What is expected
Can you reproduce the full review of The Monument below, word for word?
** Begin Extract **
There's a scene near the end of The Monument, Colleen Wagner's searing 1995 drama about wartime atrocities, when a young soldier is forced to remember in detail the 23 women he has raped and murdered. "I killed a girl named Mini. Fifteen. She had a sun-burned face," he recalls. "A girl named Sara. She wore glasses. She was short and chubby… Eva. She was a swimmer in training for the Olympics.…"
The list goes on and, as it does, the anonymous, half-rotten corpses in a mass grave begin to take on names and, however rudimentary, identities. It's an act of resurrection and reclamation that lies at the heart of Wagner's Governor-General's Award-winning play. And it becomes the resonant centrepiece of the touring production by Rwanda's ISÔKO Theatre, which closes Harbourfront Centre's World Stage season.
As the soldier, Stetko (Jean Paul Uwayezu), recollects his victims, he draws their personal effects from amid the exhumed bodies – a bracelet, some pimple cream, a crucifix, a bra. Each item is snatched away in turn by a pair of female phantoms (Solange Liza Umuhire and Ruth Nirere) clad in dresses the colour of dried blood. We're in Rwanda in the aftermath of the 1994 genocide. But we're also in Bosnia, the original setting of Wagner's play, and these personal items – the most poignant touch in director Jennifer H. Capraru's stark staging – may also remind you of the ones that were raked from the ashes of the Nazi ovens.
** End Extract **
** Begin Data listing **
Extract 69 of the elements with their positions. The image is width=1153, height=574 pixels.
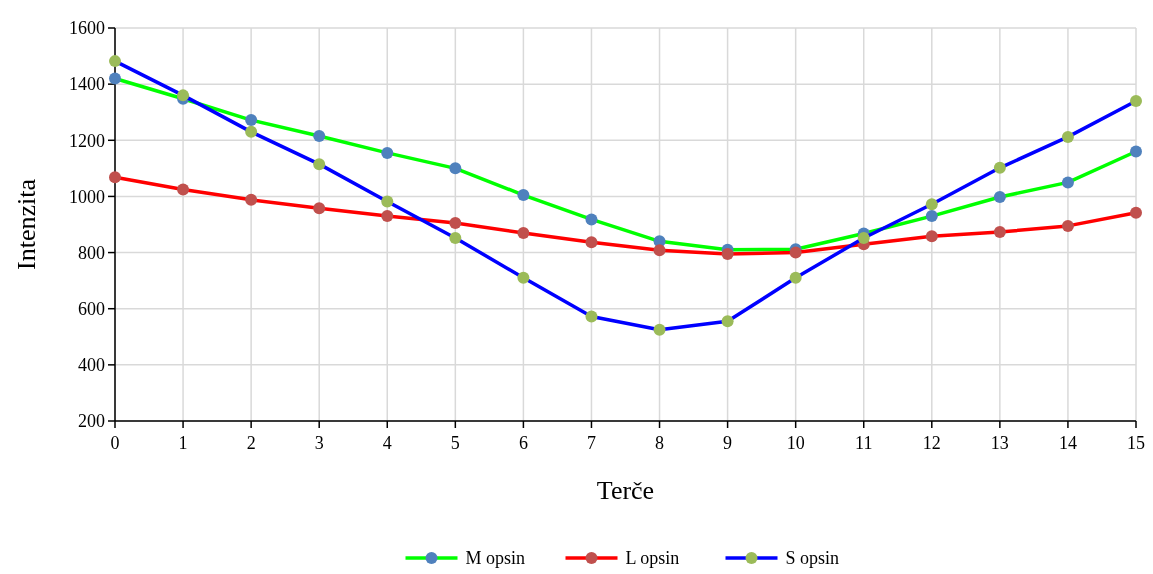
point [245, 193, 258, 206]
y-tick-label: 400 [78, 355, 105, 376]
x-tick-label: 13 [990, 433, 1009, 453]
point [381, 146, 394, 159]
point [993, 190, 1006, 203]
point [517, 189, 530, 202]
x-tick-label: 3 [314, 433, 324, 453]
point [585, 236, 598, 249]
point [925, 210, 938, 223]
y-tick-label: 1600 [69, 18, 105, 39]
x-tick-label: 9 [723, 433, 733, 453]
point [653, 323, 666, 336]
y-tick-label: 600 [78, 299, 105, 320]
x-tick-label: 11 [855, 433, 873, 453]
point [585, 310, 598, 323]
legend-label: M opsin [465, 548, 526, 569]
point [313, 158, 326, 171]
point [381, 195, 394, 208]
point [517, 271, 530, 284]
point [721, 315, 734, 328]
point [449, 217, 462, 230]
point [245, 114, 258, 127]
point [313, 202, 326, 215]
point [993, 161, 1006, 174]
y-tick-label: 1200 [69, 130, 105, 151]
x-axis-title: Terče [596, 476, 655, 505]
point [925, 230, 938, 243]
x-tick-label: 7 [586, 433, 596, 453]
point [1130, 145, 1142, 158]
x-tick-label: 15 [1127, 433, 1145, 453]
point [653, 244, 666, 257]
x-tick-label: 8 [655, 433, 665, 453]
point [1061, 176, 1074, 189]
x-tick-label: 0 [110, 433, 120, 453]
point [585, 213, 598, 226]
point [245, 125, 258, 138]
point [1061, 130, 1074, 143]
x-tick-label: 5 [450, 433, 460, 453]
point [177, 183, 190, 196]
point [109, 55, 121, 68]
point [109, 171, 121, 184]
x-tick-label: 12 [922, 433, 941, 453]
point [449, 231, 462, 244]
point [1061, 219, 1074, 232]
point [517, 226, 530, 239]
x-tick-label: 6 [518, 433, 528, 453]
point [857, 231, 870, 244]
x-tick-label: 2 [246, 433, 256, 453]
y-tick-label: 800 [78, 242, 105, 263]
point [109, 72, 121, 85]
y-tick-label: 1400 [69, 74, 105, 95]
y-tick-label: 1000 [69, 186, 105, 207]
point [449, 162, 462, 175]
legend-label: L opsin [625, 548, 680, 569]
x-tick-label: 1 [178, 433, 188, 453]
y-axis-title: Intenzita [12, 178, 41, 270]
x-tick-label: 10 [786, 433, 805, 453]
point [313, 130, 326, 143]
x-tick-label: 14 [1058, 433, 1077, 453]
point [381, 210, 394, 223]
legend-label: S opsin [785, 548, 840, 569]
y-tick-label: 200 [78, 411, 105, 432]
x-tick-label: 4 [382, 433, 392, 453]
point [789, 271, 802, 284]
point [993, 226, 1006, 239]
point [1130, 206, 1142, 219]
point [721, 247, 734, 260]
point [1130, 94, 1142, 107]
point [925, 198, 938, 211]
** End Data listing **
Task answer
There's a scene near the end of The Monument, Colleen Wagner's searing 1995 drama about wartime atrocities, when a young soldier is forced to remember in detail the 23 women he has raped and murdered. "I killed a girl named Mini. Fifteen. She had a sun-burned face," he recalls. "A girl named Sara. She wore glasses. She was short and chubby… Eva. She was a swimmer in training for the Olympics.…"
The list goes on and, as it does, the anonymous, half-rotten corpses in a mass grave begin to take on names and, however rudimentary, identities. It's an act of resurrection and reclamation that lies at the heart of Wagner's Governor-General's Award-winning play. And it becomes the resonant centrepiece of the touring production by Rwanda's ISÔKO Theatre, which closes Harbourfront Centre's World Stage season.
As the soldier, Stetko (Jean Paul Uwayezu), recollects his victims, he draws their personal effects from amid the exhumed bodies – a bracelet, some pimple cream, a crucifix, a bra. Each item is snatched away in turn by a pair of female phantoms (Solange Liza Umuhire and Ruth Nirere) clad in dresses the colour of dried blood. We're in Rwanda in the aftermath of the 1994 genocide. But we're also in Bosnia, the original setting of Wagner's play, and these personal items – the most poignant touch in director Jennifer H. Capraru's stark staging – may also remind you of the ones that were raked from the ashes of the Nazi ovens.